Stated exercise:
Show each line of the data below that has the string "Dairy" in it.

===============

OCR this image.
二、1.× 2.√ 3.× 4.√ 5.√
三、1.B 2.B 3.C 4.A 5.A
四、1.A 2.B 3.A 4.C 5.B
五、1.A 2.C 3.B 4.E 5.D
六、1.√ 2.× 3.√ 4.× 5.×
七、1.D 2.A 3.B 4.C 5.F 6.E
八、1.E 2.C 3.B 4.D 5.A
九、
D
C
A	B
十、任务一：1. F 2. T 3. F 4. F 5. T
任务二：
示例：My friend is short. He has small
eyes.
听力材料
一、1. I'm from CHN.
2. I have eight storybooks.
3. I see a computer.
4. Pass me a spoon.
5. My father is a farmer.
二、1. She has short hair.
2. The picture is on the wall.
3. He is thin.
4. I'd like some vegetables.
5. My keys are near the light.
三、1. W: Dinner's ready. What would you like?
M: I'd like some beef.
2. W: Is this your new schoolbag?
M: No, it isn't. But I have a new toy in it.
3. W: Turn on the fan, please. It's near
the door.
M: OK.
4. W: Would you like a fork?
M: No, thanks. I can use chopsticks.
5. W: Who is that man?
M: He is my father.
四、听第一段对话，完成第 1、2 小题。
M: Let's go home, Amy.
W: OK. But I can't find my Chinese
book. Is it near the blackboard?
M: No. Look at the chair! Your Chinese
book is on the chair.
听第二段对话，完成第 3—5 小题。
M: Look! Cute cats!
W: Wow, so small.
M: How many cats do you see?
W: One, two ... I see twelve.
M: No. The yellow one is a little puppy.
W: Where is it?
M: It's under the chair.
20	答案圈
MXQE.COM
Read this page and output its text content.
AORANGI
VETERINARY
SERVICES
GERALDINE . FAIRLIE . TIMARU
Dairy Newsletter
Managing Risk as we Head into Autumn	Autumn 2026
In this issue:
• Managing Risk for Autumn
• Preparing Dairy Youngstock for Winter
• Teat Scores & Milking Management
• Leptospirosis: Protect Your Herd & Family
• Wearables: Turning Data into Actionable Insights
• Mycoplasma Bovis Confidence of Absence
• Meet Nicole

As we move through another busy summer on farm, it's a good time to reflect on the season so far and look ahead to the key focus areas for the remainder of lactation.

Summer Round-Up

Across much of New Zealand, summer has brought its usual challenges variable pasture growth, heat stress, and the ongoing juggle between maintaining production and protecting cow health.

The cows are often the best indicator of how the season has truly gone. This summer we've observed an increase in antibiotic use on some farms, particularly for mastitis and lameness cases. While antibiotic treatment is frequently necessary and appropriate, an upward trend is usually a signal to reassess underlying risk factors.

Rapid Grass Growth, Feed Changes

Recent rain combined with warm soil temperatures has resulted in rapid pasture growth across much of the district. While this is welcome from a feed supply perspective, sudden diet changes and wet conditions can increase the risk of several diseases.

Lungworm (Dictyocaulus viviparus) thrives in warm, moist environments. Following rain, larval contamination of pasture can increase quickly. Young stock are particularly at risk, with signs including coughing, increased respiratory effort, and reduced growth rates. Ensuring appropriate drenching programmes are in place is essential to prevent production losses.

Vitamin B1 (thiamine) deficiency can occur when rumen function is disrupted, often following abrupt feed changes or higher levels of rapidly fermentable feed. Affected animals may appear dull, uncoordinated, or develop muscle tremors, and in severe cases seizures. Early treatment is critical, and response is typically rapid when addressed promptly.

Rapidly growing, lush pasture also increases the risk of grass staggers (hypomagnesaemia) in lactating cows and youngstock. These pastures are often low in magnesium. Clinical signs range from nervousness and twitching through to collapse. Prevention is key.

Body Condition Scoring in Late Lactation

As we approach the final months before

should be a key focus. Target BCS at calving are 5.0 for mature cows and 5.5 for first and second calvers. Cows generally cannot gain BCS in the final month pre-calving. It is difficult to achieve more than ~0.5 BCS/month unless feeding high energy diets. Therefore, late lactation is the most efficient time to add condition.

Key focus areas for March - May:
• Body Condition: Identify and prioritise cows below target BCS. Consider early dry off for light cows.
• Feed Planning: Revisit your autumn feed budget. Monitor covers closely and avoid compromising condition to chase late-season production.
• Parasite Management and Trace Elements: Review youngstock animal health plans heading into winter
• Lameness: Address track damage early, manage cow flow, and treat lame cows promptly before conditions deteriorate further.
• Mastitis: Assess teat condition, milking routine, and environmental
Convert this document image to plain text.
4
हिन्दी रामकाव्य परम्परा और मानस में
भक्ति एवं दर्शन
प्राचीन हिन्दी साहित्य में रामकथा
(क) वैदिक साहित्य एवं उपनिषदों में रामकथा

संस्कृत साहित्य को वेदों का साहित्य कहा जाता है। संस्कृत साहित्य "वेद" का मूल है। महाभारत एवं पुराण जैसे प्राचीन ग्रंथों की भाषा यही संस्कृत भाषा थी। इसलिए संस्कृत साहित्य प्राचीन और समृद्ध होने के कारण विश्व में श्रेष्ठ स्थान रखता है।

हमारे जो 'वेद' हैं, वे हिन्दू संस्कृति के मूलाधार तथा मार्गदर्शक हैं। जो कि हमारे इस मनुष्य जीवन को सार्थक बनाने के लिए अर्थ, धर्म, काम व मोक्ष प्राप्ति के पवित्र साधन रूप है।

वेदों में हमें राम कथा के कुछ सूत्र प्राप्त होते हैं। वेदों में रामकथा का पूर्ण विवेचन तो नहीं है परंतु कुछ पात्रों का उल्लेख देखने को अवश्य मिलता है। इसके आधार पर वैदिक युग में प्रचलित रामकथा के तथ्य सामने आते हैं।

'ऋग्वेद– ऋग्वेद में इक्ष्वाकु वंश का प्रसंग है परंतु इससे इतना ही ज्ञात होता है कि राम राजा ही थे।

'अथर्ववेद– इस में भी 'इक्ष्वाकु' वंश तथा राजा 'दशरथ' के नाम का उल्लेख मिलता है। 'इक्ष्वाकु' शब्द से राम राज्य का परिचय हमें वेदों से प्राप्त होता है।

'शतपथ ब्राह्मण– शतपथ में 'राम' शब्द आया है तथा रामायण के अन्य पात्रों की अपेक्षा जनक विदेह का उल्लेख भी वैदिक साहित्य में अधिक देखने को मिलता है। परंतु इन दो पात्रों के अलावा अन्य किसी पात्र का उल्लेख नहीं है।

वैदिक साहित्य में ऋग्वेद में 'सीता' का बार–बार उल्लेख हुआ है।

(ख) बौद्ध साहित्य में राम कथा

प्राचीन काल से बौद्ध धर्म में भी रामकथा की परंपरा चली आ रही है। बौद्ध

===============

Answer in full:
Dairy Newsletter
• Preparing Dairy Youngstock for Winter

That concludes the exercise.